STATED PROBLEM.
Here are some records; quote them exactly, leaving out the pictures.

MATERIAL FOR THIS TASK.
____
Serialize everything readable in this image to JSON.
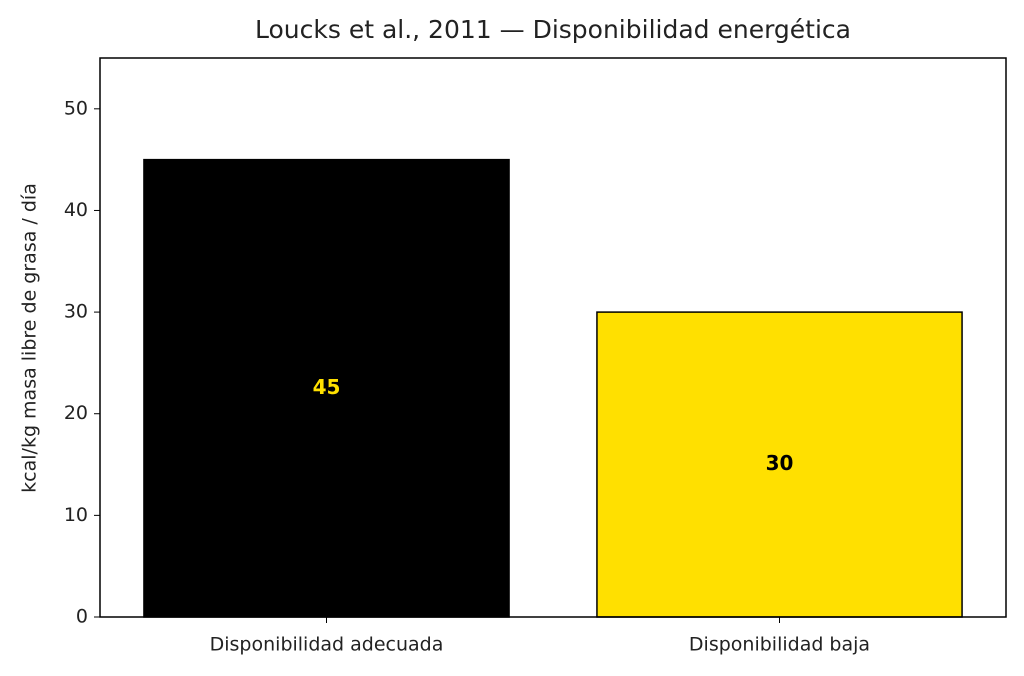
{
  "chart_data": {
    "type": "bar",
    "title": "Loucks et al., 2011 — Disponibilidad energética",
    "y_label": "kcal/kg masa libre de grasa / día",
    "categories": [
      "Disponibilidad adecuada",
      "Disponibilidad baja"
    ],
    "values": [
      45,
      30
    ],
    "colors": [
      "#000000",
      "#ffe000"
    ],
    "edge_color": "#000000",
    "value_label_colors": [
      "#ffe000",
      "#000000"
    ],
    "ylim": [
      0,
      55
    ],
    "yticks": [
      0,
      10,
      20,
      30,
      40,
      50
    ],
    "grid": false
  }
}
____
WRITTEN ANSWER.
Serialize everything readable in this image to JSON.
{
  "chart_data": {
    "type": "bar",
    "title": "Loucks et al., 2011 — Disponibilidad energética",
    "y_label": "kcal/kg masa libre de grasa / día",
    "categories": [
      "Disponibilidad adecuada",
      "Disponibilidad baja"
    ],
    "values": [
      45,
      30
    ],
    "colors": [
      "#000000",
      "#ffe000"
    ],
    "edge_color": "#000000",
    "value_label_colors": [
      "#ffe000",
      "#000000"
    ],
    "ylim": [
      0,
      55
    ],
    "yticks": [
      0,
      10,
      20,
      30,
      40,
      50
    ],
    "grid": false
  }
}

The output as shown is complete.